Give the data a second time, exactly and in full.
** START OF DATA SECTION **
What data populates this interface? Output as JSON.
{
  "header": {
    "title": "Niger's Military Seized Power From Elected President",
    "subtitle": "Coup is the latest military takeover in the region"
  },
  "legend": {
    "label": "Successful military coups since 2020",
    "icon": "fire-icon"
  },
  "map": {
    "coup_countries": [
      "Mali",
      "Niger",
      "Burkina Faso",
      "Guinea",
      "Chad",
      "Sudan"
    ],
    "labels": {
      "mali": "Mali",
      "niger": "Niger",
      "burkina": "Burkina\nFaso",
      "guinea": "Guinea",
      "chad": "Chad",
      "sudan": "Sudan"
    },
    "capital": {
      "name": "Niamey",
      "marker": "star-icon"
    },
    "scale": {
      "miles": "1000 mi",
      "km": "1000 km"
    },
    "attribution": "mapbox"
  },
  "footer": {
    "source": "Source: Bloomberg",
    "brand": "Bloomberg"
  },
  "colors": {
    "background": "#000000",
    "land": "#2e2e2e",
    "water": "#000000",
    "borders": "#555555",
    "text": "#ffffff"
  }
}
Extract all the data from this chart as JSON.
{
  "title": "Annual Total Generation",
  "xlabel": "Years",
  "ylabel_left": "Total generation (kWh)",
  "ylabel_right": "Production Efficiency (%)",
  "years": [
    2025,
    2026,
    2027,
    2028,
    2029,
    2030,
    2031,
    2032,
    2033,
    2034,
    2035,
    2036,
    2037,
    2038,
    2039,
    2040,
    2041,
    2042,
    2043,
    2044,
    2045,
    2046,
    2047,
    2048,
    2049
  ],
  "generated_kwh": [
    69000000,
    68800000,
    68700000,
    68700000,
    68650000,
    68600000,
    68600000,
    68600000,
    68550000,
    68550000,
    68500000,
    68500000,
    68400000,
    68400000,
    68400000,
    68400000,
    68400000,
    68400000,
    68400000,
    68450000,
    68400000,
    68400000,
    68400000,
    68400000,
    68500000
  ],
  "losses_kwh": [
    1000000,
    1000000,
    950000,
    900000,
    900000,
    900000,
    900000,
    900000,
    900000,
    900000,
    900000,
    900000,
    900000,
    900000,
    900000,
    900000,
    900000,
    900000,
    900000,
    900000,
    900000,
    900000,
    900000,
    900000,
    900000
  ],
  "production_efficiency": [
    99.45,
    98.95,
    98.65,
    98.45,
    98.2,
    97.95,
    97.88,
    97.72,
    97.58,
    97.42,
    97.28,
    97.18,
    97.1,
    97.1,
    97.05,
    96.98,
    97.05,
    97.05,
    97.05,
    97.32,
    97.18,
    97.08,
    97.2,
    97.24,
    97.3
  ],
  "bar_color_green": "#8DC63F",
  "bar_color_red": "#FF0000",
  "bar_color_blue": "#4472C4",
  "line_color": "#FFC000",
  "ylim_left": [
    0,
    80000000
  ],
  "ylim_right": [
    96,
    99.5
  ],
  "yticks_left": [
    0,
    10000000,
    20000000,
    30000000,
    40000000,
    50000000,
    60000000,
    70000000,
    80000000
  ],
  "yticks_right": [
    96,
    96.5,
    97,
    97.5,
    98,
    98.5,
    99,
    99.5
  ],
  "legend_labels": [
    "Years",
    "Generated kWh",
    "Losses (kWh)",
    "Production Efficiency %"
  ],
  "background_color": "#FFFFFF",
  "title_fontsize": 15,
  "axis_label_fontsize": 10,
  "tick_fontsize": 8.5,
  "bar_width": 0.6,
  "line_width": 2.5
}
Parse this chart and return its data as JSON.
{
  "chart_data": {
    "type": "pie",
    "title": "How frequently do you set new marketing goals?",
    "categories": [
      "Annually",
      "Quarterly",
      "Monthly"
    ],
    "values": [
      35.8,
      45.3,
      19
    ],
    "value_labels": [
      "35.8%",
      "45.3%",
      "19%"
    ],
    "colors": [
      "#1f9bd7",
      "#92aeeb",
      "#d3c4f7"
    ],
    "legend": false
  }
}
** END OF DATA SECTION **
**SOLUTION BELOW:**
What data populates this interface? Output as JSON.
{
  "header": {
    "title": "Niger's Military Seized Power From Elected President",
    "subtitle": "Coup is the latest military takeover in the region"
  },
  "legend": {
    "label": "Successful military coups since 2020",
    "icon": "fire-icon"
  },
  "map": {
    "coup_countries": [
      "Mali",
      "Niger",
      "Burkina Faso",
      "Guinea",
      "Chad",
      "Sudan"
    ],
    "labels": {
      "mali": "Mali",
      "niger": "Niger",
      "burkina": "Burkina\nFaso",
      "guinea": "Guinea",
      "chad": "Chad",
      "sudan": "Sudan"
    },
    "capital": {
      "name": "Niamey",
      "marker": "star-icon"
    },
    "scale": {
      "miles": "1000 mi",
      "km": "1000 km"
    },
    "attribution": "mapbox"
  },
  "footer": {
    "source": "Source: Bloomberg",
    "brand": "Bloomberg"
  },
  "colors": {
    "background": "#000000",
    "land": "#2e2e2e",
    "water": "#000000",
    "borders": "#555555",
    "text": "#ffffff"
  }
}
Extract all the data from this chart as JSON.
{
  "title": "Annual Total Generation",
  "xlabel": "Years",
  "ylabel_left": "Total generation (kWh)",
  "ylabel_right": "Production Efficiency (%)",
  "years": [
    2025,
    2026,
    2027,
    2028,
    2029,
    2030,
    2031,
    2032,
    2033,
    2034,
    2035,
    2036,
    2037,
    2038,
    2039,
    2040,
    2041,
    2042,
    2043,
    2044,
    2045,
    2046,
    2047,
    2048,
    2049
  ],
  "generated_kwh": [
    69000000,
    68800000,
    68700000,
    68700000,
    68650000,
    68600000,
    68600000,
    68600000,
    68550000,
    68550000,
    68500000,
    68500000,
    68400000,
    68400000,
    68400000,
    68400000,
    68400000,
    68400000,
    68400000,
    68450000,
    68400000,
    68400000,
    68400000,
    68400000,
    68500000
  ],
  "losses_kwh": [
    1000000,
    1000000,
    950000,
    900000,
    900000,
    900000,
    900000,
    900000,
    900000,
    900000,
    900000,
    900000,
    900000,
    900000,
    900000,
    900000,
    900000,
    900000,
    900000,
    900000,
    900000,
    900000,
    900000,
    900000,
    900000
  ],
  "production_efficiency": [
    99.45,
    98.95,
    98.65,
    98.45,
    98.2,
    97.95,
    97.88,
    97.72,
    97.58,
    97.42,
    97.28,
    97.18,
    97.1,
    97.1,
    97.05,
    96.98,
    97.05,
    97.05,
    97.05,
    97.32,
    97.18,
    97.08,
    97.2,
    97.24,
    97.3
  ],
  "bar_color_green": "#8DC63F",
  "bar_color_red": "#FF0000",
  "bar_color_blue": "#4472C4",
  "line_color": "#FFC000",
  "ylim_left": [
    0,
    80000000
  ],
  "ylim_right": [
    96,
    99.5
  ],
  "yticks_left": [
    0,
    10000000,
    20000000,
    30000000,
    40000000,
    50000000,
    60000000,
    70000000,
    80000000
  ],
  "yticks_right": [
    96,
    96.5,
    97,
    97.5,
    98,
    98.5,
    99,
    99.5
  ],
  "legend_labels": [
    "Years",
    "Generated kWh",
    "Losses (kWh)",
    "Production Efficiency %"
  ],
  "background_color": "#FFFFFF",
  "title_fontsize": 15,
  "axis_label_fontsize": 10,
  "tick_fontsize": 8.5,
  "bar_width": 0.6,
  "line_width": 2.5
}
Parse this chart and return its data as JSON.
{
  "chart_data": {
    "type": "pie",
    "title": "How frequently do you set new marketing goals?",
    "categories": [
      "Annually",
      "Quarterly",
      "Monthly"
    ],
    "values": [
      35.8,
      45.3,
      19
    ],
    "value_labels": [
      "35.8%",
      "45.3%",
      "19%"
    ],
    "colors": [
      "#1f9bd7",
      "#92aeeb",
      "#d3c4f7"
    ],
    "legend": false
  }
}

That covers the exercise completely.